WHAT IS BEING ASKED:
From the article on adult stem cell research below, extract the passage that opens with the words "Ahmad said the" and stops after "only from embryos.". Copy it word for word.

Researchers at the University of Nebraska Medical Center on Tuesday announced a significant step in adult stem cell research that could take science closer to cures for glaucoma and age-related macular degeneration.
A team led by Iqbal Ahmad, professor of ophthalmology and visual sciences, used adult stem cells from the cornea, the clear window at the front of the eye, and reprogrammed them to act like cells in a developing baby’s retina.
The retina, located at the back of the eye, transforms light into neural signals that can be interpreted by the brain, an essential part of vision.
Ahmad said the team’s work built off that of Drs. John B. Gurdon and Shinya Yamanaka, who won this year’s Nobel Prize in science after they genetically altered adult stem cells to mimic embryonic stem cells.
Before the pair's discovery, scientists believed embryonic cells, which have far greater potential to develop into different types of cells, could come only from embryos.

SUPPLIED INFORMATION:
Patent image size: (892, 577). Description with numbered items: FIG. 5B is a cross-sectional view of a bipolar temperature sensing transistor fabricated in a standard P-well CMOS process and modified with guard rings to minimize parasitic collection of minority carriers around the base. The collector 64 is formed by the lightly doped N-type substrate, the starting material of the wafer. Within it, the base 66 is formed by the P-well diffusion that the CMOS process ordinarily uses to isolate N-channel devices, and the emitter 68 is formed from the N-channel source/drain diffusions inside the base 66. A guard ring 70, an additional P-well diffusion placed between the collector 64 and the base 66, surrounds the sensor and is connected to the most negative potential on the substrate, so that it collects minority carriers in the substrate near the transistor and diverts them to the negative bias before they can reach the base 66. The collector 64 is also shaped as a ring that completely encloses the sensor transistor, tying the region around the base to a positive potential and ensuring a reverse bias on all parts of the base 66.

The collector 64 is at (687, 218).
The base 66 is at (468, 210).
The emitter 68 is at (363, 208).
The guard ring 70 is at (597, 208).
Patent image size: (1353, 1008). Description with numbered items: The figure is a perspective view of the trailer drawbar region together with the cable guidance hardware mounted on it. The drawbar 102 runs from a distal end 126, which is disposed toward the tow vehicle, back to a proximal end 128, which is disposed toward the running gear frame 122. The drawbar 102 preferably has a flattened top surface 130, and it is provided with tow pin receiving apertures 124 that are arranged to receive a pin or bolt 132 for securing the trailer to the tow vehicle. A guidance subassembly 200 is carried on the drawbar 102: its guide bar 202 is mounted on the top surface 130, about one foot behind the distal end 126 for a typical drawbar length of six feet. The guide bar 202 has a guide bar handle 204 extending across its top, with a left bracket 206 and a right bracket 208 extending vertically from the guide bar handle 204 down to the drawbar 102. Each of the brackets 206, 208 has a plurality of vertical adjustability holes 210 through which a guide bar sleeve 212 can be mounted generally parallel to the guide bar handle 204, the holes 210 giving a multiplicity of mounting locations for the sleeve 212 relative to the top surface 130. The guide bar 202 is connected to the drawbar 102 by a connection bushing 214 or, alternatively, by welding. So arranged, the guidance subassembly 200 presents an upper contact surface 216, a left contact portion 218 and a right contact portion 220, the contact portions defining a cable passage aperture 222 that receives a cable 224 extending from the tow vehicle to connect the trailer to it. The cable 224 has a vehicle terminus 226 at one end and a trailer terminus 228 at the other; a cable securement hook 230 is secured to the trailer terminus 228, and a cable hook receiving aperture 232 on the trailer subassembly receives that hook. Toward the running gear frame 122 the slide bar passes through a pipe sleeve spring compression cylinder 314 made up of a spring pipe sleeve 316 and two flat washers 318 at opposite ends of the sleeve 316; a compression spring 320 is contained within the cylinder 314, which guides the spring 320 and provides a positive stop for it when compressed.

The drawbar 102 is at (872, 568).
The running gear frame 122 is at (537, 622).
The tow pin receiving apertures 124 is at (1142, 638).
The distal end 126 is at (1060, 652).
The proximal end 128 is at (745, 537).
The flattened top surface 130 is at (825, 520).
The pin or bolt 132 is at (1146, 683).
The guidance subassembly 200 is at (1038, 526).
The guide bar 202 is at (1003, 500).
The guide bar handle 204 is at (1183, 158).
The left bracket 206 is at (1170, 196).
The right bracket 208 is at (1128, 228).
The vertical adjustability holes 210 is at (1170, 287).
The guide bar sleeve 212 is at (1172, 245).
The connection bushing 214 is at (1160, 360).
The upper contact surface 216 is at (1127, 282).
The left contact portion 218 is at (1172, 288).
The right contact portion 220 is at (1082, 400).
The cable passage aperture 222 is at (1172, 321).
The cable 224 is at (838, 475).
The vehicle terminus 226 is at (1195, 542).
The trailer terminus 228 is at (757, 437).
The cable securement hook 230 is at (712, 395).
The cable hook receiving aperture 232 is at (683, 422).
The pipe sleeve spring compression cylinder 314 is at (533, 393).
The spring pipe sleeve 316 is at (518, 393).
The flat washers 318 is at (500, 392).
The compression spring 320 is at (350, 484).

ANSWER SPACE:
Ahmad said the team’s work built off that of Drs. John B. Gurdon and Shinya Yamanaka, who won this year’s Nobel Prize in science after they genetically altered adult stem cells to mimic embryonic stem cells.
Before the pair's discovery, scientists believed embryonic cells, which have far greater potential to develop into different types of cells, could come only from embryos.